## Exercise data
=====

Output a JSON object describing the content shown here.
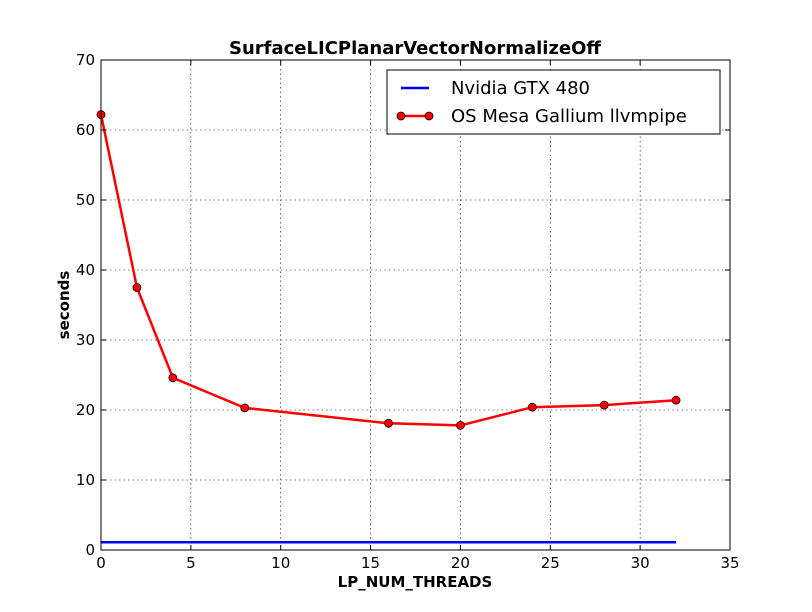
{
  "chart_data": {
    "type": "line",
    "title": "SurfaceLICPlanarVectorNormalizeOff",
    "xlabel": "LP_NUM_THREADS",
    "ylabel": "seconds",
    "xlim": [
      0,
      35
    ],
    "ylim": [
      0,
      70
    ],
    "xticks": [
      0,
      5,
      10,
      15,
      20,
      25,
      30,
      35
    ],
    "yticks": [
      0,
      10,
      20,
      30,
      40,
      50,
      60,
      70
    ],
    "grid": true,
    "legend_position": "top-right",
    "series": [
      {
        "name": "Nvidia GTX 480",
        "color": "#0000ff",
        "marker": "none",
        "x": [
          0,
          32
        ],
        "y": [
          1.1,
          1.1
        ]
      },
      {
        "name": "OS Mesa Gallium llvmpipe",
        "color": "#ff0000",
        "marker": "circle",
        "x": [
          0,
          2,
          4,
          8,
          16,
          20,
          24,
          28,
          32
        ],
        "y": [
          62.2,
          37.5,
          24.6,
          20.3,
          18.1,
          17.8,
          20.4,
          20.7,
          21.4
        ]
      }
    ]
  }
}
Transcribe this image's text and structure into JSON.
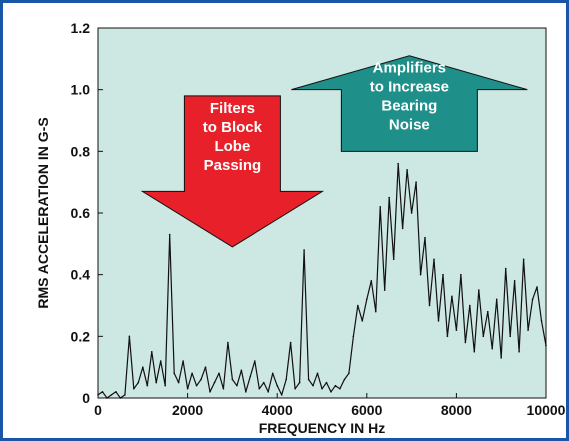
{
  "chart_data": {
    "type": "line",
    "title": "",
    "xlabel": "FREQUENCY IN Hz",
    "ylabel": "RMS ACCELERATION IN G-S",
    "xlim": [
      0,
      10000
    ],
    "ylim": [
      0,
      1.2
    ],
    "x_ticks": [
      "0",
      "2000",
      "4000",
      "6000",
      "8000",
      "10000"
    ],
    "y_ticks": [
      "0",
      "0.2",
      "0.4",
      "0.6",
      "0.8",
      "1.0",
      "1.2"
    ],
    "grid": false,
    "series": [
      {
        "x": [
          0,
          100,
          200,
          300,
          400,
          500,
          600,
          700,
          800,
          900,
          1000,
          1100,
          1200,
          1300,
          1400,
          1500,
          1600,
          1700,
          1800,
          1900,
          2000,
          2100,
          2200,
          2300,
          2400,
          2500,
          2600,
          2700,
          2800,
          2900,
          3000,
          3100,
          3200,
          3300,
          3400,
          3500,
          3600,
          3700,
          3800,
          3900,
          4000,
          4100,
          4200,
          4300,
          4400,
          4500,
          4600,
          4700,
          4800,
          4900,
          5000,
          5100,
          5200,
          5300,
          5400,
          5500,
          5600,
          5700,
          5800,
          5900,
          6000,
          6100,
          6200,
          6300,
          6400,
          6500,
          6600,
          6700,
          6800,
          6900,
          7000,
          7100,
          7200,
          7300,
          7400,
          7500,
          7600,
          7700,
          7800,
          7900,
          8000,
          8100,
          8200,
          8300,
          8400,
          8500,
          8600,
          8700,
          8800,
          8900,
          9000,
          9100,
          9200,
          9300,
          9400,
          9500,
          9600,
          9700,
          9800,
          9900,
          10000
        ],
        "values": [
          0.01,
          0.02,
          0.0,
          0.01,
          0.02,
          0.0,
          0.01,
          0.2,
          0.03,
          0.05,
          0.1,
          0.04,
          0.15,
          0.05,
          0.12,
          0.04,
          0.53,
          0.08,
          0.05,
          0.12,
          0.03,
          0.08,
          0.04,
          0.06,
          0.1,
          0.02,
          0.05,
          0.08,
          0.03,
          0.18,
          0.06,
          0.04,
          0.09,
          0.02,
          0.07,
          0.12,
          0.03,
          0.05,
          0.02,
          0.08,
          0.04,
          0.01,
          0.06,
          0.18,
          0.03,
          0.05,
          0.48,
          0.06,
          0.04,
          0.08,
          0.03,
          0.05,
          0.02,
          0.04,
          0.03,
          0.06,
          0.08,
          0.2,
          0.3,
          0.25,
          0.32,
          0.38,
          0.28,
          0.62,
          0.35,
          0.65,
          0.45,
          0.76,
          0.55,
          0.74,
          0.6,
          0.7,
          0.4,
          0.52,
          0.3,
          0.45,
          0.25,
          0.4,
          0.2,
          0.33,
          0.22,
          0.4,
          0.18,
          0.3,
          0.15,
          0.35,
          0.2,
          0.28,
          0.16,
          0.32,
          0.13,
          0.42,
          0.2,
          0.38,
          0.15,
          0.45,
          0.22,
          0.32,
          0.36,
          0.25,
          0.17
        ]
      }
    ],
    "annotations": [
      {
        "lines": [
          "Filters",
          "to Block",
          "Lobe",
          "Passing"
        ],
        "direction": "down",
        "color": "#e8202a"
      },
      {
        "lines": [
          "Amplifiers",
          "to Increase",
          "Bearing",
          "Noise"
        ],
        "direction": "up",
        "color": "#1f8f8a"
      }
    ],
    "colors": {
      "plot_bg": "#cde7e3",
      "frame_border": "#1a56a8",
      "line": "#111111",
      "down_arrow": "#e8202a",
      "up_arrow": "#1f8f8a"
    }
  }
}
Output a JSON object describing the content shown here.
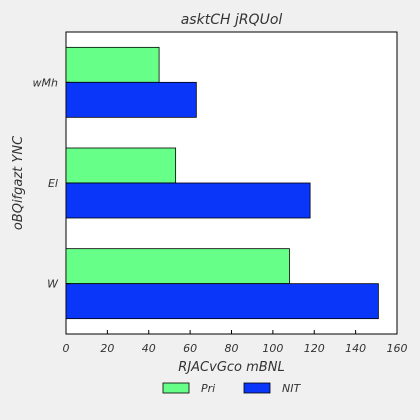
{
  "chart_data": {
    "type": "bar",
    "orientation": "horizontal",
    "title": "asktCH  jRQUol",
    "xlabel": "RJACvGco mBNL",
    "ylabel": "oBQifgazt YNC",
    "categories": [
      "W",
      "El",
      "wMh"
    ],
    "series": [
      {
        "name": "Pri",
        "values": [
          108,
          53,
          45
        ],
        "color": "#66ff88"
      },
      {
        "name": "NIT",
        "values": [
          151,
          118,
          63
        ],
        "color": "#0a36fa"
      }
    ],
    "xlim": [
      0,
      160
    ],
    "xticks": [
      0,
      20,
      40,
      60,
      80,
      100,
      120,
      140,
      160
    ],
    "grid": false,
    "legend_position": "bottom"
  }
}
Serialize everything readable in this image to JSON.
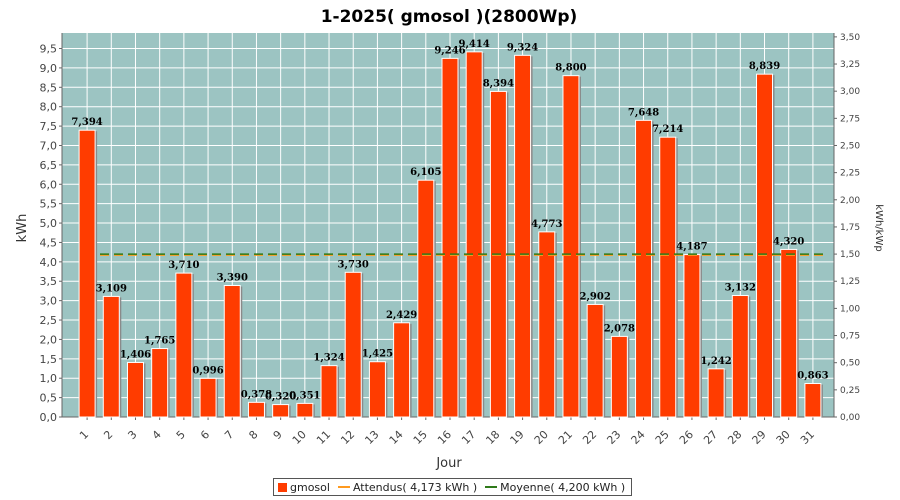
{
  "colors": {
    "plot_bg": "#9cc4c2",
    "bar": "#ff3c00",
    "bar_shadow": "#8a8a8a",
    "expected": "#ff9a1f",
    "average": "#2f7a1a",
    "grid": "#ffffff"
  },
  "chart_data": {
    "type": "bar",
    "title": "1-2025( gmosol )(2800Wp)",
    "xlabel": "Jour",
    "ylabel": "kWh",
    "ylabel_right": "kWh/kWp",
    "ylim": [
      0,
      9.9
    ],
    "ylim_right": [
      0,
      3.5357
    ],
    "yticks": [
      "0,0",
      "0,5",
      "1,0",
      "1,5",
      "2,0",
      "2,5",
      "3,0",
      "3,5",
      "4,0",
      "4,5",
      "5,0",
      "5,5",
      "6,0",
      "6,5",
      "7,0",
      "7,5",
      "8,0",
      "8,5",
      "9,0",
      "9,5"
    ],
    "yticks_right": [
      "0,00",
      "0,25",
      "0,50",
      "0,75",
      "1,00",
      "1,25",
      "1,50",
      "1,75",
      "2,00",
      "2,25",
      "2,50",
      "2,75",
      "3,00",
      "3,25",
      "3,50"
    ],
    "categories": [
      "1",
      "2",
      "3",
      "4",
      "5",
      "6",
      "7",
      "8",
      "9",
      "10",
      "11",
      "12",
      "13",
      "14",
      "15",
      "16",
      "17",
      "18",
      "19",
      "20",
      "21",
      "22",
      "23",
      "24",
      "25",
      "26",
      "27",
      "28",
      "29",
      "30",
      "31"
    ],
    "series": [
      {
        "name": "gmosol",
        "values": [
          7.394,
          3.109,
          1.406,
          1.765,
          3.71,
          0.996,
          3.39,
          0.378,
          0.32,
          0.351,
          1.324,
          3.73,
          1.425,
          2.429,
          6.105,
          9.246,
          9.414,
          8.394,
          9.324,
          4.773,
          8.8,
          2.902,
          2.078,
          7.648,
          7.214,
          4.187,
          1.242,
          3.132,
          8.839,
          4.32,
          0.863
        ],
        "labels": [
          "7,394",
          "3,109",
          "1,406",
          "1,765",
          "3,710",
          "0,996",
          "3,390",
          "0,378",
          "0,320",
          "0,351",
          "1,324",
          "3,730",
          "1,425",
          "2,429",
          "6,105",
          "9,246",
          "9,414",
          "8,394",
          "9,324",
          "4,773",
          "8,800",
          "2,902",
          "2,078",
          "7,648",
          "7,214",
          "4,187",
          "1,242",
          "3,132",
          "8,839",
          "4,320",
          "0,863"
        ]
      }
    ],
    "expected_value": 4.173,
    "average_value": 4.2,
    "legend": [
      {
        "name": "gmosol",
        "type": "box"
      },
      {
        "name": "Attendus( 4,173 kWh )",
        "type": "line"
      },
      {
        "name": "Moyenne( 4,200 kWh )",
        "type": "line"
      }
    ],
    "legend_position": "bottom",
    "grid": true
  }
}
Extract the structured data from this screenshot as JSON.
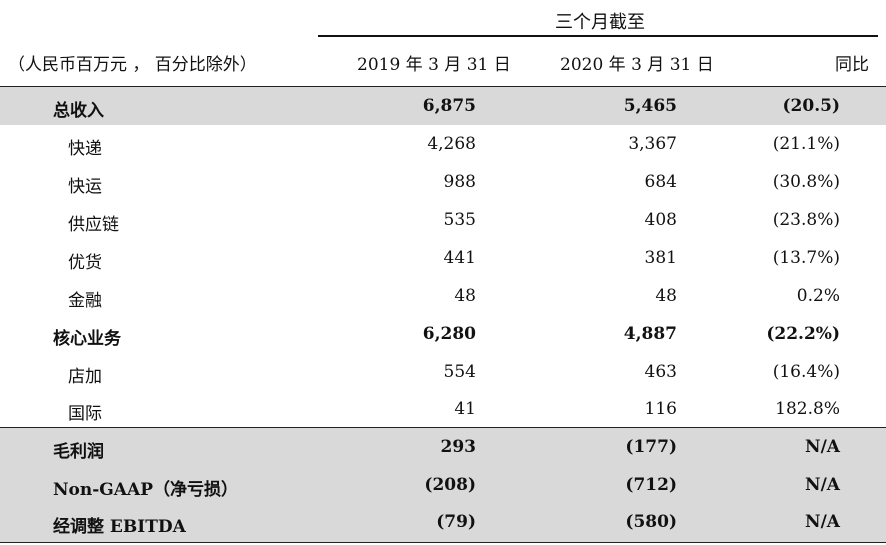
{
  "header": {
    "group": "三个月截至",
    "unit": "（人民币百万元 ， 百分比除外）",
    "col1": "2019 年 3 月 31 日",
    "col2": "2020 年 3 月 31 日",
    "col3": "同比"
  },
  "rows": [
    {
      "label": "总收入",
      "v1": "6,875",
      "v2": "5,465",
      "v3": "(20.5)"
    },
    {
      "label": "快递",
      "v1": "4,268",
      "v2": "3,367",
      "v3": "(21.1%)"
    },
    {
      "label": "快运",
      "v1": "988",
      "v2": "684",
      "v3": "(30.8%)"
    },
    {
      "label": "供应链",
      "v1": "535",
      "v2": "408",
      "v3": "(23.8%)"
    },
    {
      "label": "优货",
      "v1": "441",
      "v2": "381",
      "v3": "(13.7%)"
    },
    {
      "label": "金融",
      "v1": "48",
      "v2": "48",
      "v3": "0.2%"
    },
    {
      "label": "核心业务",
      "v1": "6,280",
      "v2": "4,887",
      "v3": "(22.2%)"
    },
    {
      "label": "店加",
      "v1": "554",
      "v2": "463",
      "v3": "(16.4%)"
    },
    {
      "label": "国际",
      "v1": "41",
      "v2": "116",
      "v3": "182.8%"
    },
    {
      "label": "毛利润",
      "v1": "293",
      "v2": "(177)",
      "v3": "N/A"
    },
    {
      "label": "Non-GAAP（净亏损）",
      "v1": "(208)",
      "v2": "(712)",
      "v3": "N/A"
    },
    {
      "label": "经调整 EBITDA",
      "v1": "(79)",
      "v2": "(580)",
      "v3": "N/A"
    }
  ]
}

=====

## What you need to do
Copy each line above where the string "name" occurs.

## Task answer
        "name": "Nvidia GTX 480",
        "name": "OS Mesa Gallium llvmpipe",
        "name": "Pri",
        "name": "NIT",
        "name": "gmosol",
        "name": "gmosol",
        "name": "Attendus( 4,173 kWh )",
        "name": "Moyenne( 4,200 kWh )",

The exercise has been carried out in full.